*THE REQUEST*.
From the entries below, extract every line that includes the word "style".
*** SOURCE DATA
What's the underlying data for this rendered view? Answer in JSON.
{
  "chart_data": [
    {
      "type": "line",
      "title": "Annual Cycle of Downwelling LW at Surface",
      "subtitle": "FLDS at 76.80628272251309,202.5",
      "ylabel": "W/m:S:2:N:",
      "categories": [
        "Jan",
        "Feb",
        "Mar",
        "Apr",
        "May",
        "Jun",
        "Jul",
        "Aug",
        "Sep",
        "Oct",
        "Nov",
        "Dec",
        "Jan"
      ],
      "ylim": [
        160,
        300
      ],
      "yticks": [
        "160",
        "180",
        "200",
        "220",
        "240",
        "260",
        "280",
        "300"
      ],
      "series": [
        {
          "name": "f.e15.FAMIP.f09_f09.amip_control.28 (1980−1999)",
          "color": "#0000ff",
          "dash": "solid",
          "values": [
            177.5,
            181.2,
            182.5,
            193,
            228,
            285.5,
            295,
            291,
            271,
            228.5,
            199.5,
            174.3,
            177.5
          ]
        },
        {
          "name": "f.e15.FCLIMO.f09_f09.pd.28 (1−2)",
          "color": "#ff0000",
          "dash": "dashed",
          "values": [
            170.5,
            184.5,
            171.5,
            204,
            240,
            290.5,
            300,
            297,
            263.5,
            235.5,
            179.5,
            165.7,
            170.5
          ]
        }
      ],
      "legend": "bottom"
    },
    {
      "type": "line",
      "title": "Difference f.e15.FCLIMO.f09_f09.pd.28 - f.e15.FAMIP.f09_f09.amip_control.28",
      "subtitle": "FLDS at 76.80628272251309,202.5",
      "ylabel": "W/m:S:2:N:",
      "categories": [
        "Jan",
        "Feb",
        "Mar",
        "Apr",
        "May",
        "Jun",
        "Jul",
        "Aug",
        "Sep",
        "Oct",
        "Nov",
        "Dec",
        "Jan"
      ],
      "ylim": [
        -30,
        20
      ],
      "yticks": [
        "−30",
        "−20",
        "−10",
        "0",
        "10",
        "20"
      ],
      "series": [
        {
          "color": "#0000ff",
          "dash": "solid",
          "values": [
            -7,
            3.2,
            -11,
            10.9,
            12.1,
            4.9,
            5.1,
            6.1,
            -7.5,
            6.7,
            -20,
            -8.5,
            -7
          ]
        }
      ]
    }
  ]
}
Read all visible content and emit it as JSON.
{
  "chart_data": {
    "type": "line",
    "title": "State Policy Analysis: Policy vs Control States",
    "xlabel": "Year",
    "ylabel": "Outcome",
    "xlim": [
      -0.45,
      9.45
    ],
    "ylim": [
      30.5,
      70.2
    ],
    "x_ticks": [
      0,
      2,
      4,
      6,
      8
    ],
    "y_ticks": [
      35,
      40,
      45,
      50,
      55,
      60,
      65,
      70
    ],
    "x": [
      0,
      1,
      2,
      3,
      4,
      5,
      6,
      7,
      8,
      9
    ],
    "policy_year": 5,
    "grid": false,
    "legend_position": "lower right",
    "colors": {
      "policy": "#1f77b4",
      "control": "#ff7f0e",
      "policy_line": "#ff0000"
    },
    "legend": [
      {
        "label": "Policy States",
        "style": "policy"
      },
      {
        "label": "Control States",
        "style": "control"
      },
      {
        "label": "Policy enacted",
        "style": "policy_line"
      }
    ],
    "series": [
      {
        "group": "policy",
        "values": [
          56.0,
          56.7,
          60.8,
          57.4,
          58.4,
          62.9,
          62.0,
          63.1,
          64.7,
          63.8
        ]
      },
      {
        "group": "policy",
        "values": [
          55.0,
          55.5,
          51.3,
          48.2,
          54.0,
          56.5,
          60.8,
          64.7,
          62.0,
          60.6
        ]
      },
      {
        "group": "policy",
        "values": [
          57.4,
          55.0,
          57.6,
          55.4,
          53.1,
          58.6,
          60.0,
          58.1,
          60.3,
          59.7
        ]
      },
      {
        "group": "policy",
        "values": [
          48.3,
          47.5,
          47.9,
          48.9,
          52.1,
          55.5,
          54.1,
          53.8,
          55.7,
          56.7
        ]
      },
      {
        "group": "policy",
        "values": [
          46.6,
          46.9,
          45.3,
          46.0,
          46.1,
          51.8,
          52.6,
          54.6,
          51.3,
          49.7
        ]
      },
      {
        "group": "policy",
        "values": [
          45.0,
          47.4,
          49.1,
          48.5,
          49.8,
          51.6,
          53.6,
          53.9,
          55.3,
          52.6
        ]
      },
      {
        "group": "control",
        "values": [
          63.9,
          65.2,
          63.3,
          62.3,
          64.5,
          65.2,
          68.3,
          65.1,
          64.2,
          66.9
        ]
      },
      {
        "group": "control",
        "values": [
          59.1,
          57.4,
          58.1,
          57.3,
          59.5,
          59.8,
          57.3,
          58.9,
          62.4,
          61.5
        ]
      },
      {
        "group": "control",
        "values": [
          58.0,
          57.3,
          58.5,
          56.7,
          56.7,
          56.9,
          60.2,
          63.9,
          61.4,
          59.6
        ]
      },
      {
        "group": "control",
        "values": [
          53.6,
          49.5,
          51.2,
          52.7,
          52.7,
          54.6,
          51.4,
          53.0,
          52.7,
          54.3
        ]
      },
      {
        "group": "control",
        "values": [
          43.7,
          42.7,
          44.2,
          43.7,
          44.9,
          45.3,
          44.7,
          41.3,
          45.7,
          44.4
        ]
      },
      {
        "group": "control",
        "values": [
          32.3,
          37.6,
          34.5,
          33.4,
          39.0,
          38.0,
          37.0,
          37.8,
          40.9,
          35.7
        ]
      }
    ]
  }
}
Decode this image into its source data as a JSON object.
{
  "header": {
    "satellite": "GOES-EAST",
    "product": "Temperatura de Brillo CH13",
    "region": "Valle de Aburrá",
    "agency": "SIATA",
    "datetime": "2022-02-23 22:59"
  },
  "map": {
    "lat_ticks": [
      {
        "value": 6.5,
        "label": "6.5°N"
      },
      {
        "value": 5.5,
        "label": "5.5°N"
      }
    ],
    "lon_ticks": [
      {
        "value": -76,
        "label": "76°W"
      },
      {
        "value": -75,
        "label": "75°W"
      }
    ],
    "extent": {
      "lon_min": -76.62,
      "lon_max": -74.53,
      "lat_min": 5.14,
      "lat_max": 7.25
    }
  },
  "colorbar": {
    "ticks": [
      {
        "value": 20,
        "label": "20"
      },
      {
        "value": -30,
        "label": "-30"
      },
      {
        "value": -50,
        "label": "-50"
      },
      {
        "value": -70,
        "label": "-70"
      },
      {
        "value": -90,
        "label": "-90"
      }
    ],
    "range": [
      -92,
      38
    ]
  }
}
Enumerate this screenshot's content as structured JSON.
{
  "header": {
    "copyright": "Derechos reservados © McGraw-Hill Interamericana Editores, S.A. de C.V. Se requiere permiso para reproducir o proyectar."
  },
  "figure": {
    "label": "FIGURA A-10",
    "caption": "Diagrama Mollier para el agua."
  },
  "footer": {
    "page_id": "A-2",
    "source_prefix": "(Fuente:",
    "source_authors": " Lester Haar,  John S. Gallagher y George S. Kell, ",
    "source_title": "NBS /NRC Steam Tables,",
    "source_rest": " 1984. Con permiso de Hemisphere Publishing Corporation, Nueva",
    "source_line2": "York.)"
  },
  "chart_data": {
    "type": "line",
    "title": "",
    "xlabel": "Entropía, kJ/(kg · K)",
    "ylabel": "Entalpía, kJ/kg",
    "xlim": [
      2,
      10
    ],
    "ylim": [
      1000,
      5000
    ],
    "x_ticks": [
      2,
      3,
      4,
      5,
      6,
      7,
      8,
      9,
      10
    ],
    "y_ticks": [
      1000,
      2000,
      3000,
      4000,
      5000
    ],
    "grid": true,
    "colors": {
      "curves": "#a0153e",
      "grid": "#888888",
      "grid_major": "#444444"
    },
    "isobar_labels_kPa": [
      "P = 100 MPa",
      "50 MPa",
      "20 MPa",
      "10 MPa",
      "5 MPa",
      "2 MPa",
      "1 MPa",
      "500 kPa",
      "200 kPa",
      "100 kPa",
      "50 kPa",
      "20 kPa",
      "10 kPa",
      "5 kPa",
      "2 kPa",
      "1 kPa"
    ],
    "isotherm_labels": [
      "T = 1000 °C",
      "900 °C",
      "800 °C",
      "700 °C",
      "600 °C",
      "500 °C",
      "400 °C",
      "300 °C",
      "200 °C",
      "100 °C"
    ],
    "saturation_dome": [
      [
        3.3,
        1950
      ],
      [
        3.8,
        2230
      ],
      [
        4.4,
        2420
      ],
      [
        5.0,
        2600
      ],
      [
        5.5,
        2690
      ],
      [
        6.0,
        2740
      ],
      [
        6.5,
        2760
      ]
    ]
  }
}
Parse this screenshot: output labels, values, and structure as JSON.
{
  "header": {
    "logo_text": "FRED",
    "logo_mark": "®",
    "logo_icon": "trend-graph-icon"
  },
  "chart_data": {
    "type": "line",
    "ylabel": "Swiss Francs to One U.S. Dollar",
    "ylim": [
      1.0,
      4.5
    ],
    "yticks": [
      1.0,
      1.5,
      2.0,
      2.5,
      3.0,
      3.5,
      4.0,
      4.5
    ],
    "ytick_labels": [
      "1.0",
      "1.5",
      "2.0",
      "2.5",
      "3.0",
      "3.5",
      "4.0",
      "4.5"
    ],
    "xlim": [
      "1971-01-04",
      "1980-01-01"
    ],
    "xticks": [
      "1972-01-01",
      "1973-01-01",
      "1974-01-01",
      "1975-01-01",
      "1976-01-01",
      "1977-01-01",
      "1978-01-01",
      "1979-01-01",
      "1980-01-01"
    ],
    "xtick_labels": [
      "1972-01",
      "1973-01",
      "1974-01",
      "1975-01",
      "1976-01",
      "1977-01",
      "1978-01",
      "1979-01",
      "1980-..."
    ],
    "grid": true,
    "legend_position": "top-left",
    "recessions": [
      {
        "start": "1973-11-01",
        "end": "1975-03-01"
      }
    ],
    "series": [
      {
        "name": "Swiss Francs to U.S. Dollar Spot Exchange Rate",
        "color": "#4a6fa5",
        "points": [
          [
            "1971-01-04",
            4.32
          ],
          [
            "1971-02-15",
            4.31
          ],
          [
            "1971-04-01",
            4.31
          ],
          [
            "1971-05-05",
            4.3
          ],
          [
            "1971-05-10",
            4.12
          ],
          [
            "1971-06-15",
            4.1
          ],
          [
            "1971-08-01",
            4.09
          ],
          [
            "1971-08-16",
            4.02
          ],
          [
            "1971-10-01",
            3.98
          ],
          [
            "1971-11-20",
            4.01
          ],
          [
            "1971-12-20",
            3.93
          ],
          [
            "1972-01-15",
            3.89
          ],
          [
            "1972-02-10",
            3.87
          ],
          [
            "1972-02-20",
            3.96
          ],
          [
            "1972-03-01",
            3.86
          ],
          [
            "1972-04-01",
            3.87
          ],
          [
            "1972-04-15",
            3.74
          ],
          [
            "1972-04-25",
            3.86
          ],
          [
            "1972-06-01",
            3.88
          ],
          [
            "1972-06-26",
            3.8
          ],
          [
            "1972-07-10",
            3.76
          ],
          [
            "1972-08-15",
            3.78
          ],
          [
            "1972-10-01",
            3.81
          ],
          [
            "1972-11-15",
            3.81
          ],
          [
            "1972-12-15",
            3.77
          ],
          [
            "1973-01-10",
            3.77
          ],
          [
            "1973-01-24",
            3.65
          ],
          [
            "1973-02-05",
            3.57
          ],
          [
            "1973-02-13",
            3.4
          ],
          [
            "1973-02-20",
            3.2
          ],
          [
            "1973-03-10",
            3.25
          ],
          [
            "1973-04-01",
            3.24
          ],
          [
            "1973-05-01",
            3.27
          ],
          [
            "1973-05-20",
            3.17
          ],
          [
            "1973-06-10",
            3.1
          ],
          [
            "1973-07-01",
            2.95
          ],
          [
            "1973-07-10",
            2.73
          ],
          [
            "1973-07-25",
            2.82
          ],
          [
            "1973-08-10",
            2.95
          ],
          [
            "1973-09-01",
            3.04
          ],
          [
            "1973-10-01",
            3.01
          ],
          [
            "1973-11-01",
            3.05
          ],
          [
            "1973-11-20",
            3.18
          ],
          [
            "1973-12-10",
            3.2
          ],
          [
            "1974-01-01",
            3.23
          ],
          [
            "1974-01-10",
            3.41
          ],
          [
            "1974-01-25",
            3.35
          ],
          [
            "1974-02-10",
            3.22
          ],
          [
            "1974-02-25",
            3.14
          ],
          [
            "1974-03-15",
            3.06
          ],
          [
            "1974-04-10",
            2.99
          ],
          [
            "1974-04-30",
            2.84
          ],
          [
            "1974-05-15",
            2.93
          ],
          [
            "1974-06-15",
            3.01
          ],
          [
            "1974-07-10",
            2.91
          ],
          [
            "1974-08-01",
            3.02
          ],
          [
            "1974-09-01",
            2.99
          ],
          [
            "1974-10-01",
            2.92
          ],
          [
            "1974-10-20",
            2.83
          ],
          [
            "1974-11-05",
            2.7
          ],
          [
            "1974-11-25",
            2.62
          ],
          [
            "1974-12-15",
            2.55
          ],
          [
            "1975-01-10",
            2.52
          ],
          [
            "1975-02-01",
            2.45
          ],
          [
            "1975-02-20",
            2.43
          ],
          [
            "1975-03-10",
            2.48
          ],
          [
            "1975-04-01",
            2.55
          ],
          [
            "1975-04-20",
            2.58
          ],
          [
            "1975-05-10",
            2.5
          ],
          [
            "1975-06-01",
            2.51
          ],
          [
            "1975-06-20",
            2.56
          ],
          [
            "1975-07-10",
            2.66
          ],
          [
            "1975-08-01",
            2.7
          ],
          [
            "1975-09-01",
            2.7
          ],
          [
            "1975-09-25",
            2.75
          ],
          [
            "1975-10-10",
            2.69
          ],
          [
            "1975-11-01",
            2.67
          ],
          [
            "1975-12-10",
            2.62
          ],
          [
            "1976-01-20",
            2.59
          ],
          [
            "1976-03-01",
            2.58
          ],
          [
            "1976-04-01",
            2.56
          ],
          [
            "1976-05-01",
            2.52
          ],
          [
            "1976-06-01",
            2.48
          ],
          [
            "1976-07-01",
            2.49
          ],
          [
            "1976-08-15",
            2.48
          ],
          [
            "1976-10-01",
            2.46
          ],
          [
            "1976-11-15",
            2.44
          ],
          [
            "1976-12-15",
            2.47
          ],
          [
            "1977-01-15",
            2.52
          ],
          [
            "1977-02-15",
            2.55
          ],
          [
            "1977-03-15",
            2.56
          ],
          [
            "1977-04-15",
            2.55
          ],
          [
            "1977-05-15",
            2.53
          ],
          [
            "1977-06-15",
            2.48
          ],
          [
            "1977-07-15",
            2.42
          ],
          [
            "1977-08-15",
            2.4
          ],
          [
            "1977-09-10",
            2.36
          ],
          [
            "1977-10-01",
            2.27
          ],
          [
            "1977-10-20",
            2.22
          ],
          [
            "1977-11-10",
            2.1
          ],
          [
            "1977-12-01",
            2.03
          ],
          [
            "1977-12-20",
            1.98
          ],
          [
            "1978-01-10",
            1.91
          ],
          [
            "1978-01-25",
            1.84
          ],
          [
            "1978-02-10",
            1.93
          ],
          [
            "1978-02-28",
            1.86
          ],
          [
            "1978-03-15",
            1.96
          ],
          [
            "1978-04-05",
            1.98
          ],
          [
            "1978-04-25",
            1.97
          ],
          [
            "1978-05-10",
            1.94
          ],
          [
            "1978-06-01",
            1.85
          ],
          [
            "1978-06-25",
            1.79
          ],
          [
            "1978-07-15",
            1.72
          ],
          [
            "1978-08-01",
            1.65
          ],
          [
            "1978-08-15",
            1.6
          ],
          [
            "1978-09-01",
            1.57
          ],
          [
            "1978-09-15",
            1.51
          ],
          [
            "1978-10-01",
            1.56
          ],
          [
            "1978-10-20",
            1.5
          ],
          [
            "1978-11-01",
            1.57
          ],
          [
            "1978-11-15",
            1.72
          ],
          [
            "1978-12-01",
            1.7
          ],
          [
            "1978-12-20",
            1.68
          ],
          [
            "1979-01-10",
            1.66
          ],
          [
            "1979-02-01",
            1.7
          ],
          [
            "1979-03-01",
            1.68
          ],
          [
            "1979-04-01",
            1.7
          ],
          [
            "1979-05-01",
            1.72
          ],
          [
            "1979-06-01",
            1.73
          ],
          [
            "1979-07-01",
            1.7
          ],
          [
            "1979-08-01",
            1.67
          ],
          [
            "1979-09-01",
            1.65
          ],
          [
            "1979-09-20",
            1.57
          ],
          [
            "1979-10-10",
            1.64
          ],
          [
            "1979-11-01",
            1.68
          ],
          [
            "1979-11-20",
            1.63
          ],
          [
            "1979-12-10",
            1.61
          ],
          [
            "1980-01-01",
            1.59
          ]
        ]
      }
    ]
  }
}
******
*EXERCISE SOLUTION*.
        "style": "policy"
        "style": "control"
        "style": "policy_line"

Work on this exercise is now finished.